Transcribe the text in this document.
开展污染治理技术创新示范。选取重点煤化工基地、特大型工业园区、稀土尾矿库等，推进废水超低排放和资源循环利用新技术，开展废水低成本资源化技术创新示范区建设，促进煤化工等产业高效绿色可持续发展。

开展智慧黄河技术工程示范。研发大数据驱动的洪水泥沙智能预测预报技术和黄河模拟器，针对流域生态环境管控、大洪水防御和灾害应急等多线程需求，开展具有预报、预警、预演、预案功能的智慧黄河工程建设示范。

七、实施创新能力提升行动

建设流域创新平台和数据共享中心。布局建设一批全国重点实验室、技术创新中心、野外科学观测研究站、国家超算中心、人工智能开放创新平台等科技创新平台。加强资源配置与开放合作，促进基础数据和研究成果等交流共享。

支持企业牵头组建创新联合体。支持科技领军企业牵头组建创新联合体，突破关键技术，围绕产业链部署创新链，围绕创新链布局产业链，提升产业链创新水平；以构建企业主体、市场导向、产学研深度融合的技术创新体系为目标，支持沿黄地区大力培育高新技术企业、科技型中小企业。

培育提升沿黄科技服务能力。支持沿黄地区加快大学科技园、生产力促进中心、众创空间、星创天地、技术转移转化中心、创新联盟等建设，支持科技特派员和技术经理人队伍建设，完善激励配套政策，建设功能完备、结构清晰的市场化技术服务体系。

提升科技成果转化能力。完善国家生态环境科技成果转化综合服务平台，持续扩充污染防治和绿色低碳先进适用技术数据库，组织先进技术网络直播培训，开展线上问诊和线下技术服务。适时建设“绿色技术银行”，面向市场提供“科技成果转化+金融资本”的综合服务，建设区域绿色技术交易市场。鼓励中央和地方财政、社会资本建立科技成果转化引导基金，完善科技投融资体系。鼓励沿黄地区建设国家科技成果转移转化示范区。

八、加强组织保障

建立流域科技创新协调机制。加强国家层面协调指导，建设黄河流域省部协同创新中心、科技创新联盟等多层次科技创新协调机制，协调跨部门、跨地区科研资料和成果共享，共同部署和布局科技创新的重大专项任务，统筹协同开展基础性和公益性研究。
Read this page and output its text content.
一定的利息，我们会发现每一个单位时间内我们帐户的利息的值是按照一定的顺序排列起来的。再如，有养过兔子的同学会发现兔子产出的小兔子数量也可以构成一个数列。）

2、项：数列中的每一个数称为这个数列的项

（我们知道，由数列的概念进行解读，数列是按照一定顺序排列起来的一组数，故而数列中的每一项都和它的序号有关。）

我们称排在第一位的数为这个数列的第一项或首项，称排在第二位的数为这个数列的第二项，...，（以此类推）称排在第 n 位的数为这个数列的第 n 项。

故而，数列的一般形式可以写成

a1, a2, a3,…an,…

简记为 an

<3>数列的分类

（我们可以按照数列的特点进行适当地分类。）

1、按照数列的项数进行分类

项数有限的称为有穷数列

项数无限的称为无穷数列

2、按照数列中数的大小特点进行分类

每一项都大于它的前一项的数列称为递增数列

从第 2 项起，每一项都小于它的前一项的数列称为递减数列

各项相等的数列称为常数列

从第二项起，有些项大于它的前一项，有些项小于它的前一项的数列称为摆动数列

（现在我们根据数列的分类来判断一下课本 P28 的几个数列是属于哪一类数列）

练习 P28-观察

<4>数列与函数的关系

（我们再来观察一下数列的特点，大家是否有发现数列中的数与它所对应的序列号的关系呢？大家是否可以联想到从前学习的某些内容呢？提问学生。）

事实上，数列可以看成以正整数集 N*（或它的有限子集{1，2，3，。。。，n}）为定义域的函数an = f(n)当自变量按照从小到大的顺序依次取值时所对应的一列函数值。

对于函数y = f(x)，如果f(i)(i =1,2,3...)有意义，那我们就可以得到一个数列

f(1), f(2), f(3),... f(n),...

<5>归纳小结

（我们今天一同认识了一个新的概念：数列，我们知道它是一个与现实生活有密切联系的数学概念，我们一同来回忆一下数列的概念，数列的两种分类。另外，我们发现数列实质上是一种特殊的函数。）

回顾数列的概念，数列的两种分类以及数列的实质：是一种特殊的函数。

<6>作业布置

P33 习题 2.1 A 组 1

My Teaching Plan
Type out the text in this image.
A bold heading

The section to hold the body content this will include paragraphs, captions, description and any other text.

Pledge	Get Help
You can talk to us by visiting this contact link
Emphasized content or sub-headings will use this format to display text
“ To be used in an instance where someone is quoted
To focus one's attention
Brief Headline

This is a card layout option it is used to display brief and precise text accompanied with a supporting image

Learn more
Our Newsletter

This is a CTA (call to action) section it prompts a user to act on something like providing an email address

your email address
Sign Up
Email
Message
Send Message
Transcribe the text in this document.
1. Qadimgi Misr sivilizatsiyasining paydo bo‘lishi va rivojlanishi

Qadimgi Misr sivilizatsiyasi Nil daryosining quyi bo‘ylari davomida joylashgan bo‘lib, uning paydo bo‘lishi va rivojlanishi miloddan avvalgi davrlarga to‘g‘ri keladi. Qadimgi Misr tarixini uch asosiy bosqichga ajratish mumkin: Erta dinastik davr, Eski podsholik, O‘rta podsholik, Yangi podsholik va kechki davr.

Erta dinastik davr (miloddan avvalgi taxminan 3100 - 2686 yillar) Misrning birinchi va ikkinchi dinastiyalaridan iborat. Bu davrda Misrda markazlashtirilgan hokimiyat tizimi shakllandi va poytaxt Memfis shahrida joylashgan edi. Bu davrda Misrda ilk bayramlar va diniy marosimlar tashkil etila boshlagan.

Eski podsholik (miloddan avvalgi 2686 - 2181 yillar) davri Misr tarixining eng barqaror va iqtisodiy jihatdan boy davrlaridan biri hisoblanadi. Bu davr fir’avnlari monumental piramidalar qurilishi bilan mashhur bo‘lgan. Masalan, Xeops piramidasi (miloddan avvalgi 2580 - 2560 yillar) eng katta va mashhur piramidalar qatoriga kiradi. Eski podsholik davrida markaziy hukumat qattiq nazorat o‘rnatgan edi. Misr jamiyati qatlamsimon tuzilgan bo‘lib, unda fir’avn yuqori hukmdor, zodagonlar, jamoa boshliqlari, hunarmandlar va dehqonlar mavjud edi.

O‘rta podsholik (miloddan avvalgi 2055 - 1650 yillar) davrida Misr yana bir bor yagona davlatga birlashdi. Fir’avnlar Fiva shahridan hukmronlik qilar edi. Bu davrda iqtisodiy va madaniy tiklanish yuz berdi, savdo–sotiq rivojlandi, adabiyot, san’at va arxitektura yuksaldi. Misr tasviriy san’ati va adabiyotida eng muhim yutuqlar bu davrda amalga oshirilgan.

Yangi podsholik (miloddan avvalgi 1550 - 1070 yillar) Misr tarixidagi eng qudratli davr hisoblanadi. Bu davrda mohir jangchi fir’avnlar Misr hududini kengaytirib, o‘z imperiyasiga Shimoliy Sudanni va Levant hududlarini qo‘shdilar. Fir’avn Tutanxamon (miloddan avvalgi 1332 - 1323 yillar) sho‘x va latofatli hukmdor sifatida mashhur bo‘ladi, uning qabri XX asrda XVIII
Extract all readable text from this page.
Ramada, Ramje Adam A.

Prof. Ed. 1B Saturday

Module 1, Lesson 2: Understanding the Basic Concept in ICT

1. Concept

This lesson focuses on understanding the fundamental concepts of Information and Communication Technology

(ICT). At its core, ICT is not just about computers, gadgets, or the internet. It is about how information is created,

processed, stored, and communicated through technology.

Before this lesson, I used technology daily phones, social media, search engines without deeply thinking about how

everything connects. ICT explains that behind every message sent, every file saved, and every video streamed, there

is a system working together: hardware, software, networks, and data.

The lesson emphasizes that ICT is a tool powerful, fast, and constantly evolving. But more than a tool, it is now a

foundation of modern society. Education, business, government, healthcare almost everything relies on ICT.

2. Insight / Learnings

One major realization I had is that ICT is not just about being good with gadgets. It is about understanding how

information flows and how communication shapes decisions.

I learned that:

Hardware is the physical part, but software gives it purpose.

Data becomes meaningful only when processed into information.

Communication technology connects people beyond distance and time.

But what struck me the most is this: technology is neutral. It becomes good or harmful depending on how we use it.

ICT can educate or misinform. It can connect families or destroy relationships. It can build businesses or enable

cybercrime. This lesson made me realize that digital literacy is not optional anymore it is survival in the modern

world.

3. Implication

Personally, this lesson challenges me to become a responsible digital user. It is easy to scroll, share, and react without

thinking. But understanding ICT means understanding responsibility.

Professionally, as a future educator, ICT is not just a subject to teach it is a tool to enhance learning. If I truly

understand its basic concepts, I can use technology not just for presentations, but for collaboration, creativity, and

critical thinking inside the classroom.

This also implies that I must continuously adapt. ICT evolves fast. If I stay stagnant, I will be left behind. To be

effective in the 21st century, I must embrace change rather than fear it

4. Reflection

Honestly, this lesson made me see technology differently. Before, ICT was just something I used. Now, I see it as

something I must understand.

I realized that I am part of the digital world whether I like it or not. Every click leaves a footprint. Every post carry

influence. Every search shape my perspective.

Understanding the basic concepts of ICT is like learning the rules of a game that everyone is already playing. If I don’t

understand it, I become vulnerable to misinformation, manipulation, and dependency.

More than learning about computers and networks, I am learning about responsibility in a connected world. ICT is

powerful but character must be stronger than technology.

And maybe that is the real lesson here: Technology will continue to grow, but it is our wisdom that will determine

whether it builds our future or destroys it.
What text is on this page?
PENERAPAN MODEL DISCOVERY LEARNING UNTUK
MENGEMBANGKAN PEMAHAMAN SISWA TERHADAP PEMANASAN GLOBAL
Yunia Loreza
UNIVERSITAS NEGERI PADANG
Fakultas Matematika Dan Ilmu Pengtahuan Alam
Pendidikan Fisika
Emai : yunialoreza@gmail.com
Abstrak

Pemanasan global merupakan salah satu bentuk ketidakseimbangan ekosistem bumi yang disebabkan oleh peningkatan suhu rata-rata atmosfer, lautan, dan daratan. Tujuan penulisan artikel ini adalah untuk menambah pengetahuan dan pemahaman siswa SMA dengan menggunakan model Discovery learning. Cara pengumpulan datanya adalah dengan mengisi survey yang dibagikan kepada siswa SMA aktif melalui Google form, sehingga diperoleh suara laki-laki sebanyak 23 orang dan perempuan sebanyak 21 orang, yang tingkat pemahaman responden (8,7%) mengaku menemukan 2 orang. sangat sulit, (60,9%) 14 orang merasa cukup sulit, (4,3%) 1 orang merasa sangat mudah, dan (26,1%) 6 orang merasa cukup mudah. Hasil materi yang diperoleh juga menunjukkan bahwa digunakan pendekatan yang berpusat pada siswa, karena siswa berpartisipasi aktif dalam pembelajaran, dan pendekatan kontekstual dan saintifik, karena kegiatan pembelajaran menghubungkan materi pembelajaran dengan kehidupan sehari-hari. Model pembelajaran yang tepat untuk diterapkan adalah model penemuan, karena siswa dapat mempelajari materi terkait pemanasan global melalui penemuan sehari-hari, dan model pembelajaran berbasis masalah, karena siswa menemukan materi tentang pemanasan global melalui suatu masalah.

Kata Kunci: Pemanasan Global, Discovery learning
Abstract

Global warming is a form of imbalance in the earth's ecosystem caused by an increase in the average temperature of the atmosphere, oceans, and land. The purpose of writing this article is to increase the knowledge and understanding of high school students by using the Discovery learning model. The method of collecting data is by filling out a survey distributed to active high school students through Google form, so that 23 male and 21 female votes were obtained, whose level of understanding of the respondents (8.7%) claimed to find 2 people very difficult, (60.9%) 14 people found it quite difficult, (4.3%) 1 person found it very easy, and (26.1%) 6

-.-.-

List each line holding the string "world".

* [RESULT OF THIS TASK]
world.
I realized that I am part of the digital world whether I like it or not. Every click leaves a footprint. Every post carry
More than learning about computers and networks, I am learning about responsibility in a connected world. ICT is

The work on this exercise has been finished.